What is asked -> Find every line in the records that holds the string "ylabel". Copy each one.

(Figure collection entries)
____
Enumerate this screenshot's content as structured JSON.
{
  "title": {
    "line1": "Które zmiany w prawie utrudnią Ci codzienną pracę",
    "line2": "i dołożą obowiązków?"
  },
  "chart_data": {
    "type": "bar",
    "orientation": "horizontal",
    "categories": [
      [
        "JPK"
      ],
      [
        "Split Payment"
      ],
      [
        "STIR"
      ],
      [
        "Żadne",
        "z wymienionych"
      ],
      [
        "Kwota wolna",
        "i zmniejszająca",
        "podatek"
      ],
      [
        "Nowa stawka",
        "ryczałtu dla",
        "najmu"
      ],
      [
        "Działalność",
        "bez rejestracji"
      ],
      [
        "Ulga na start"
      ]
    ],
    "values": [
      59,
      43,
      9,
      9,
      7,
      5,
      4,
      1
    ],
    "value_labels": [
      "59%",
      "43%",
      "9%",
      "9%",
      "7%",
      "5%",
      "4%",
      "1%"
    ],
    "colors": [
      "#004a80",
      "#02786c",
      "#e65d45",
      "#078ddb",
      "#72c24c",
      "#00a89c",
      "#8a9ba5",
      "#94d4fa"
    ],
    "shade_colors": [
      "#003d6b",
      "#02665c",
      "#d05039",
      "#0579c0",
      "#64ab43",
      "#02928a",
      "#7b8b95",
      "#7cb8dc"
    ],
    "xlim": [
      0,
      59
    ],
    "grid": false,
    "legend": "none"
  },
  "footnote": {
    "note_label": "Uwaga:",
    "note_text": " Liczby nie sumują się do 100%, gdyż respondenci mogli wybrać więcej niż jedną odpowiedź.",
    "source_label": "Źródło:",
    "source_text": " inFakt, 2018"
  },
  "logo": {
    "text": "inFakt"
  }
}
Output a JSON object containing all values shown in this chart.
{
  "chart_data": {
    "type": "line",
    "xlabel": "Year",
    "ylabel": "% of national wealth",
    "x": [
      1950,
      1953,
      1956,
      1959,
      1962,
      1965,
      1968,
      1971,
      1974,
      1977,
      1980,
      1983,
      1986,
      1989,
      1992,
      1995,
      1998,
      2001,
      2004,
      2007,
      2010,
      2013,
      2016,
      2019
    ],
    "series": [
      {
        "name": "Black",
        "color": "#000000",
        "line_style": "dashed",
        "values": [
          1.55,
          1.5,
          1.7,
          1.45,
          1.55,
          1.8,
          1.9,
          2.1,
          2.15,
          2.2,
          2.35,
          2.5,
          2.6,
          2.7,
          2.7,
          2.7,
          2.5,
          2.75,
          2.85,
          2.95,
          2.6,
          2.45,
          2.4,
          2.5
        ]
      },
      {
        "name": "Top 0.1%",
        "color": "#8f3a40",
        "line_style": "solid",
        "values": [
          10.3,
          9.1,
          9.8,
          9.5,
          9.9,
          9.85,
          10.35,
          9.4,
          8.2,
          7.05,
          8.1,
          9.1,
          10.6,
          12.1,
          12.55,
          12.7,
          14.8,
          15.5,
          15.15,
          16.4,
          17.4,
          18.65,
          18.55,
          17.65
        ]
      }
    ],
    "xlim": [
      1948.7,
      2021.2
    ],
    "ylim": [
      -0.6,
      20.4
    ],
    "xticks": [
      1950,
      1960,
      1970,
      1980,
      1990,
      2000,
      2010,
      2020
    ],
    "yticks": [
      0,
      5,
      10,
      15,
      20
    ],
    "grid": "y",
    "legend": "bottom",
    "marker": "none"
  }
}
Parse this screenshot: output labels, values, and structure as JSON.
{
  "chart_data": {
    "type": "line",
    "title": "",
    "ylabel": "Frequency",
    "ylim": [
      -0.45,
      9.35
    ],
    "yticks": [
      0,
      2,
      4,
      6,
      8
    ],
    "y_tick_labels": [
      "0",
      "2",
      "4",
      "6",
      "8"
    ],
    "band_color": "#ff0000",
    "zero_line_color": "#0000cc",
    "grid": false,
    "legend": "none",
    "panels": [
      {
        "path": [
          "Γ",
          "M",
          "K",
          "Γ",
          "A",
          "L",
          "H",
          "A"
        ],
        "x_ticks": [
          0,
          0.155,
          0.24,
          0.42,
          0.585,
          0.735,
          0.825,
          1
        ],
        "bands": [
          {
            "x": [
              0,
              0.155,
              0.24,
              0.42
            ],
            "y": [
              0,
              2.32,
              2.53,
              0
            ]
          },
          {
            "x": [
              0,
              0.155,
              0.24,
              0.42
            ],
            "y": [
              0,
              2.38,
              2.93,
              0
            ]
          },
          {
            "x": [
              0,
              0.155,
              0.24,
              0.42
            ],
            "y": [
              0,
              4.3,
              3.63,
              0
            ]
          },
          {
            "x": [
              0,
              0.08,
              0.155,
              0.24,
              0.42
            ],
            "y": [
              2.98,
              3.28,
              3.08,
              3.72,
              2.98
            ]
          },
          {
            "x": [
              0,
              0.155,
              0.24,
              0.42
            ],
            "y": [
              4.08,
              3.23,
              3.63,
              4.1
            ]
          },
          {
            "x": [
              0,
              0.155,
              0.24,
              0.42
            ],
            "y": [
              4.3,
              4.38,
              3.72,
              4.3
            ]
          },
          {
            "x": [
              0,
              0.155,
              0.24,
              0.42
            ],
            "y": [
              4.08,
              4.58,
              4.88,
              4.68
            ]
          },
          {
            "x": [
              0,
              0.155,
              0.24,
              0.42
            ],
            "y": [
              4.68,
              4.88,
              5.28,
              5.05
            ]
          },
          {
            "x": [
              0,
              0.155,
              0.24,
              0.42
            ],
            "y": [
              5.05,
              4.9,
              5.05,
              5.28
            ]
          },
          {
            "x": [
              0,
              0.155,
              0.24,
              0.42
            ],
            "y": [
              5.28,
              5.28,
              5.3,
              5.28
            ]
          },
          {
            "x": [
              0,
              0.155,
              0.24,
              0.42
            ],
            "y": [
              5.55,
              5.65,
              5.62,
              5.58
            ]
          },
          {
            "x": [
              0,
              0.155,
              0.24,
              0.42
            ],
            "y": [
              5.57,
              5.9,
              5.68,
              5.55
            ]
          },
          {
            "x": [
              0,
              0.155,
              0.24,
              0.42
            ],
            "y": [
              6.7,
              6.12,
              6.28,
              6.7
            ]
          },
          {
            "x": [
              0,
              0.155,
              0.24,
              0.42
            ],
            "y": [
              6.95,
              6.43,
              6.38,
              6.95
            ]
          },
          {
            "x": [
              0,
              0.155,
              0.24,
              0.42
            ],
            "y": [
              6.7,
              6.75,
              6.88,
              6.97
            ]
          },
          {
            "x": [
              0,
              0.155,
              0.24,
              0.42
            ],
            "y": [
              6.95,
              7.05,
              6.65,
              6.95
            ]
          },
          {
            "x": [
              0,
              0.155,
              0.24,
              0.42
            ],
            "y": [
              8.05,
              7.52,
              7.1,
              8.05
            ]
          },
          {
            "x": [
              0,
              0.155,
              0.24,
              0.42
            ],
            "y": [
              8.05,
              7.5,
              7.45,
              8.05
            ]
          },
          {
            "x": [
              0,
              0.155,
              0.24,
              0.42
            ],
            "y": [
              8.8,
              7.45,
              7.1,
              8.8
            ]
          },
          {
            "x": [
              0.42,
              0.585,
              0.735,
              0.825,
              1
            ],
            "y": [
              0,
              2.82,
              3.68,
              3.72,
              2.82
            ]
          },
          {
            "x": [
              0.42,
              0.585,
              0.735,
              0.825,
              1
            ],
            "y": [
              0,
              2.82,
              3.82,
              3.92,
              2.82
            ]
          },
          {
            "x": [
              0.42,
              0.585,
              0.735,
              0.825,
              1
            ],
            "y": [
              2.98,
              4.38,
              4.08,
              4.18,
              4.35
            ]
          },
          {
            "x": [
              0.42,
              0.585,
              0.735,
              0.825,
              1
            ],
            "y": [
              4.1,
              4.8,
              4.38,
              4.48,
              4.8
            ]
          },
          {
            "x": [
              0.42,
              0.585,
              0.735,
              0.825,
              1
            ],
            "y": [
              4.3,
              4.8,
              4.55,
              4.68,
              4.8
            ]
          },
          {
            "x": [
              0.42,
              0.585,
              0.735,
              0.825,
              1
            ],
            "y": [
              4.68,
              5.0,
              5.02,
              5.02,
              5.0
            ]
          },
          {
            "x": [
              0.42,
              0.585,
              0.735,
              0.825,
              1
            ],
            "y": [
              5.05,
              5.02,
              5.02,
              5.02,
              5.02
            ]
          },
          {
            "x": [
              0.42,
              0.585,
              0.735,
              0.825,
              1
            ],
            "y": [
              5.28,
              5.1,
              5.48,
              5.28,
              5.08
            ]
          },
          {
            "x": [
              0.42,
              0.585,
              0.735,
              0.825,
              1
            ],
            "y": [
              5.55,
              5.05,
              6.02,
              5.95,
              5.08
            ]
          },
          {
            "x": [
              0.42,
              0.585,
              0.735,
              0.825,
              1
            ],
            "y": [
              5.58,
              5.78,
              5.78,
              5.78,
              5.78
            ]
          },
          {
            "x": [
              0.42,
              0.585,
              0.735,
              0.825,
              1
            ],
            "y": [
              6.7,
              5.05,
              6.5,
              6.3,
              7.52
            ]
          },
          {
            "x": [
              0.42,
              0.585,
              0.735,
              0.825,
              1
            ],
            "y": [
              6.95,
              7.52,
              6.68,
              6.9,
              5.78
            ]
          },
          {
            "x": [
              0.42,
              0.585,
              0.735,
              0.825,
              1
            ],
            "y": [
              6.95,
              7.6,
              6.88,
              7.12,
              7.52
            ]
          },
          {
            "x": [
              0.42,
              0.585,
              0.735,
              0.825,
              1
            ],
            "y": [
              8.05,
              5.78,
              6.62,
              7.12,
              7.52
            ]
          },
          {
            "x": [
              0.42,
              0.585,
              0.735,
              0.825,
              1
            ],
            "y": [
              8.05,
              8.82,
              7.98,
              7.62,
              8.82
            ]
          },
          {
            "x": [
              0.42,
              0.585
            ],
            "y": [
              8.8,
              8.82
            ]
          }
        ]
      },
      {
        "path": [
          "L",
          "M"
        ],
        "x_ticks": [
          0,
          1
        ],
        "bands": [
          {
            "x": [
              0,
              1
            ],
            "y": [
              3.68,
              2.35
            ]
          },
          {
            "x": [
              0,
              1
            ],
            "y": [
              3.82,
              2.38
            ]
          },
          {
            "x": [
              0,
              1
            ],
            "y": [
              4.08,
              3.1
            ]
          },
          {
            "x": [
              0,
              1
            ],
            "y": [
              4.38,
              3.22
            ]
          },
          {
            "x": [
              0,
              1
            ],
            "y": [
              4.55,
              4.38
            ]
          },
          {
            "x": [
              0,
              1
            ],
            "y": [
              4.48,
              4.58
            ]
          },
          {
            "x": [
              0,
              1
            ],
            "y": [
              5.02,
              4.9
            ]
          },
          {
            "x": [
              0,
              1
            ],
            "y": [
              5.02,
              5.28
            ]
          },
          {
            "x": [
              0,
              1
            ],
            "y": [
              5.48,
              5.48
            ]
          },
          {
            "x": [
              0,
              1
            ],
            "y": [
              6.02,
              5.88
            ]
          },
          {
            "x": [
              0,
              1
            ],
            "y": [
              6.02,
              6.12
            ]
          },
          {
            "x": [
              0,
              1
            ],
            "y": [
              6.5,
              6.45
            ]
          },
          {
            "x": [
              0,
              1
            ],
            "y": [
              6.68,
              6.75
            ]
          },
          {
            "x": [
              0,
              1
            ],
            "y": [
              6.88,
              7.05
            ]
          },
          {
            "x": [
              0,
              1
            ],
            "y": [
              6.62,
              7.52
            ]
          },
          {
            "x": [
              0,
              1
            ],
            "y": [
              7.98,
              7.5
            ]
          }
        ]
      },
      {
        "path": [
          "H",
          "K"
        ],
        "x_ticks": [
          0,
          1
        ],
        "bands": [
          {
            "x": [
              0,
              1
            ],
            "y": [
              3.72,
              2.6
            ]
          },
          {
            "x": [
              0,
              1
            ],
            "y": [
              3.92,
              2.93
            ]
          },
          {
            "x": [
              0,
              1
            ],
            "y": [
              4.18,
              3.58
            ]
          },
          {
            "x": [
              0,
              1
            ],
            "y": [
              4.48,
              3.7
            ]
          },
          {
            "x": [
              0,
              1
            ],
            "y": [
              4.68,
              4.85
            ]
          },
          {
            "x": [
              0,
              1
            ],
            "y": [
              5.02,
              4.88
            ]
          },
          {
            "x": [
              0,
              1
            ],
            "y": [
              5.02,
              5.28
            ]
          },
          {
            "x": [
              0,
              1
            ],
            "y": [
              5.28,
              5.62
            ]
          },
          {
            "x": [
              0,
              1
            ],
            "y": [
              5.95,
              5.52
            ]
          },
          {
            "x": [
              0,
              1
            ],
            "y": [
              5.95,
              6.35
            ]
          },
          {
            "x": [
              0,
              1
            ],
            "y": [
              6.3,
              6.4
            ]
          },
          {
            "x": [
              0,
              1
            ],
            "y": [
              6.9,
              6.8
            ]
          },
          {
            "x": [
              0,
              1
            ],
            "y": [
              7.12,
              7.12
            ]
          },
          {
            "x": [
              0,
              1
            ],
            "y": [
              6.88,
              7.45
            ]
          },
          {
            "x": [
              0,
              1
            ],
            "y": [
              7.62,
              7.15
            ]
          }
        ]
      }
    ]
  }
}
____
In response ->
    "ylabel": "% of national wealth",
    "ylabel": "Frequency",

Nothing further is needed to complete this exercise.